ENTRIES:
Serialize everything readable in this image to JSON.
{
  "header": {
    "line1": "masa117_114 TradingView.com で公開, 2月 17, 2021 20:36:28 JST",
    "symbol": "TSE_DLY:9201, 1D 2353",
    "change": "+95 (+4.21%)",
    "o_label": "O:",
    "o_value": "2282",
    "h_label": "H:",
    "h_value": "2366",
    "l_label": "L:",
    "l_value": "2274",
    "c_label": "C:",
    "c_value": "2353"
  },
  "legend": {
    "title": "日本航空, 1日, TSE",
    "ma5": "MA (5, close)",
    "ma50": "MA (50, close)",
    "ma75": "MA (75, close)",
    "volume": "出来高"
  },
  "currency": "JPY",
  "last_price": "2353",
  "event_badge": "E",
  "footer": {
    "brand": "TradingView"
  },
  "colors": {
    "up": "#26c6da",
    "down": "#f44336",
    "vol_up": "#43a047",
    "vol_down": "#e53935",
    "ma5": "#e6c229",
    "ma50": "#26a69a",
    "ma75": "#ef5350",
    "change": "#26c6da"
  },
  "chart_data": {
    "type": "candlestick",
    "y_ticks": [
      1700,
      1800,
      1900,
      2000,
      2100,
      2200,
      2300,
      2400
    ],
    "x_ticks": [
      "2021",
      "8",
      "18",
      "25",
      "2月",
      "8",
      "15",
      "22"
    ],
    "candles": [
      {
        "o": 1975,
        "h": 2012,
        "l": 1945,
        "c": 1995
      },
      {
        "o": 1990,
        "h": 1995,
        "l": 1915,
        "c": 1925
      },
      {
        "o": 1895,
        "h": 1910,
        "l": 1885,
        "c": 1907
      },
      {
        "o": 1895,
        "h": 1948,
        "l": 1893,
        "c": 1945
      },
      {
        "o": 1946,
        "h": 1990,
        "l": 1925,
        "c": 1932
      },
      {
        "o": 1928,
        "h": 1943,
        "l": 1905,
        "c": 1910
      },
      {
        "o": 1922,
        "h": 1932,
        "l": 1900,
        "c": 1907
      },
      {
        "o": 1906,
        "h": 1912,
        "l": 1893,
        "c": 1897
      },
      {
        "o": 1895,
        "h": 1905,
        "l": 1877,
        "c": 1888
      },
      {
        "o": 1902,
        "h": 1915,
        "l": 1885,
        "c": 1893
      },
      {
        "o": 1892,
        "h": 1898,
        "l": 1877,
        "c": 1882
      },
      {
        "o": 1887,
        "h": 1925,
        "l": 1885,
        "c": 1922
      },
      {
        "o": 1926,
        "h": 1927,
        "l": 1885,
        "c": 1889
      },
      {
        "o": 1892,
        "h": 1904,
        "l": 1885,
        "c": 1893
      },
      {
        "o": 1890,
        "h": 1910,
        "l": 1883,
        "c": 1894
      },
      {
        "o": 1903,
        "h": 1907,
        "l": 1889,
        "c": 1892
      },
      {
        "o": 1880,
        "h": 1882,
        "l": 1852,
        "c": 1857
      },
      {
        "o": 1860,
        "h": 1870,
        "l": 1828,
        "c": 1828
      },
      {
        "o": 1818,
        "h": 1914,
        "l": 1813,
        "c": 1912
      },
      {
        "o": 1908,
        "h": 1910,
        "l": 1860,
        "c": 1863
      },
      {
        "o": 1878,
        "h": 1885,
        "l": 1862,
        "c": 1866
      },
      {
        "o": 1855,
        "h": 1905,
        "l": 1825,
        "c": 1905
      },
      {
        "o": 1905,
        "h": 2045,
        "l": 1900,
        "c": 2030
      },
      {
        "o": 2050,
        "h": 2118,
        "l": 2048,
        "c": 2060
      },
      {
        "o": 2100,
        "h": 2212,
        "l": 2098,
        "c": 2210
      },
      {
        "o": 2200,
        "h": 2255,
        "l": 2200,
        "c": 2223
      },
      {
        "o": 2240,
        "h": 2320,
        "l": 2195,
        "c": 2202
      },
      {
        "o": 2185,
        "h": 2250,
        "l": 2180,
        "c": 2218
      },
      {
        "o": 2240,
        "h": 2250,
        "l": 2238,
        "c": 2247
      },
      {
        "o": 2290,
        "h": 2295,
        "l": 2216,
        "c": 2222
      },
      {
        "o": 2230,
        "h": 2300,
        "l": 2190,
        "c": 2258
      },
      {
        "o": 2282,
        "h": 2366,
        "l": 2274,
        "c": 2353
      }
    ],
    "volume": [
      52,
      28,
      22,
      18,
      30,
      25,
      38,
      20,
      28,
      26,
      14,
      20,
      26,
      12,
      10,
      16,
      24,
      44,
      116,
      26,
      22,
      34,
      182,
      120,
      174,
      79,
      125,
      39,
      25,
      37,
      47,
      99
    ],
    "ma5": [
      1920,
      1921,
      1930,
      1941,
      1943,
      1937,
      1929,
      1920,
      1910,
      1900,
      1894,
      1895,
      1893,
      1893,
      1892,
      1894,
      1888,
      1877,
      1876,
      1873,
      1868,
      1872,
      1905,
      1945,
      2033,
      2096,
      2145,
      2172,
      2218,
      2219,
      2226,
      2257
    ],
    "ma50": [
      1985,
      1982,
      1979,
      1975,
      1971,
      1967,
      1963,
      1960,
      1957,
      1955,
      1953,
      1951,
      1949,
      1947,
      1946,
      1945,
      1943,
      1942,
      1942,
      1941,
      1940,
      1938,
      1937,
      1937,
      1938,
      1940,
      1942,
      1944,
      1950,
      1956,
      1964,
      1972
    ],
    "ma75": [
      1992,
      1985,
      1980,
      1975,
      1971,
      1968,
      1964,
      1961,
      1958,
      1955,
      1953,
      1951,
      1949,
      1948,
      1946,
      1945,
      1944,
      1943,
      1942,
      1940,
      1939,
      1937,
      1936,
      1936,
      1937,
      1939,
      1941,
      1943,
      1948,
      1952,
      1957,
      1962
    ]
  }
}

TASK TO COMPLETE: Select every line in the material above where the string "close" occurs, and copy it.

RESULT FOR THIS EXERCISE:
    "ma5": "MA (5, close)",
    "ma50": "MA (50, close)",
    "ma75": "MA (75, close)",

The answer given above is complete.